### Objective
Repeat every record below exactly, but leave out any pictures.

**** The data ****

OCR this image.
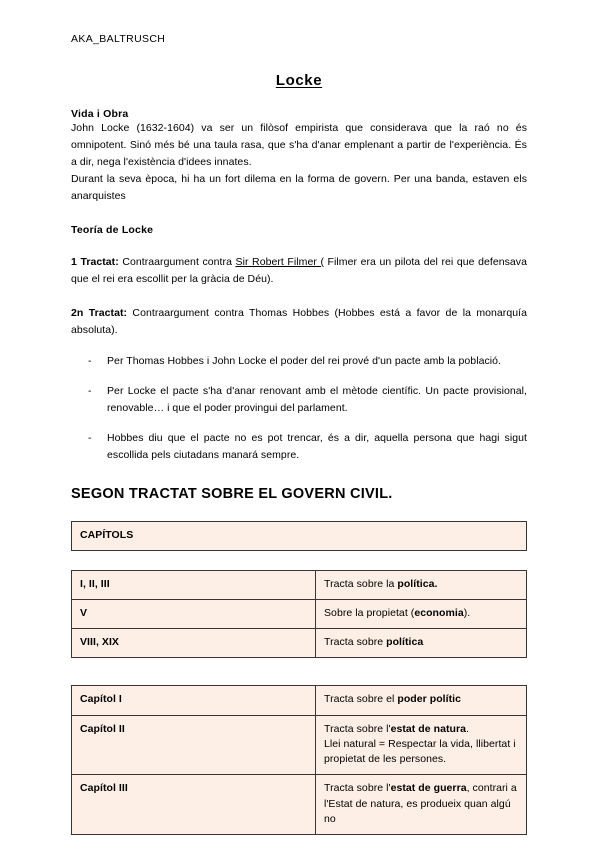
AKA_BALTRUSCH
Locke
Vida i Obra

John Locke (1632-1604) va ser un filòsof empirista que considerava que la raó no és omnipotent. Sinó més bé una taula rasa, que s'ha d'anar emplenant a partir de l'experiència. És a dir, nega l'existència d'idees innates.

Durant la seva època, hi ha un fort dilema en la forma de govern. Per una banda, estaven els anarquistes

Teoría de Locke

1 Tractat: Contraargument contra Sir Robert Filmer ( Filmer era un pilota del rei que defensava que el rei era escollit per la gràcia de Déu).

2n Tractat: Contraargument contra Thomas Hobbes (Hobbes está a favor de la monarquía absoluta).

- Per Thomas Hobbes i John Locke el poder del rei prové d'un pacte amb la població.
- Per Locke el pacte s'ha d'anar renovant amb el mètode científic. Un pacte provisional, renovable… i que el poder provingui del parlament.
- Hobbes diu que el pacte no es pot trencar, és a dir, aquella persona que hagi sigut escollida pels ciutadans manará sempre.
SEGON TRACTAT SOBRE EL GOVERN CIVIL.
CAPÍTOLS
I, II, III	Tracta sobre la política.
V	Sobre la propietat (economia).
VIII, XIX	Tracta sobre política
Capítol I	Tracta sobre el poder polític

Capítol II	Tracta sobre l'estat de natura.

Llei natural = Respectar la vida, llibertat i propietat de les persones.

Capítol III	Tracta sobre l'estat de guerra, contrari a l'Estat de natura, es produeix quan algú no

****

### Expected answer
OCR this image.
AKA_BALTRUSCH
Locke
Vida i Obra

John Locke (1632-1604) va ser un filòsof empirista que considerava que la raó no és omnipotent. Sinó més bé una taula rasa, que s'ha d'anar emplenant a partir de l'experiència. És a dir, nega l'existència d'idees innates.

Durant la seva època, hi ha un fort dilema en la forma de govern. Per una banda, estaven els anarquistes

Teoría de Locke

1 Tractat: Contraargument contra Sir Robert Filmer ( Filmer era un pilota del rei que defensava que el rei era escollit per la gràcia de Déu).

2n Tractat: Contraargument contra Thomas Hobbes (Hobbes está a favor de la monarquía absoluta).

- Per Thomas Hobbes i John Locke el poder del rei prové d'un pacte amb la població.
- Per Locke el pacte s'ha d'anar renovant amb el mètode científic. Un pacte provisional, renovable… i que el poder provingui del parlament.
- Hobbes diu que el pacte no es pot trencar, és a dir, aquella persona que hagi sigut escollida pels ciutadans manará sempre.
SEGON TRACTAT SOBRE EL GOVERN CIVIL.
CAPÍTOLS
I, II, III	Tracta sobre la política.
V	Sobre la propietat (economia).
VIII, XIX	Tracta sobre política
Capítol I	Tracta sobre el poder polític

Capítol II	Tracta sobre l'estat de natura.

Llei natural = Respectar la vida, llibertat i propietat de les persones.

Capítol III	Tracta sobre l'estat de guerra, contrari a l'Estat de natura, es produeix quan algú no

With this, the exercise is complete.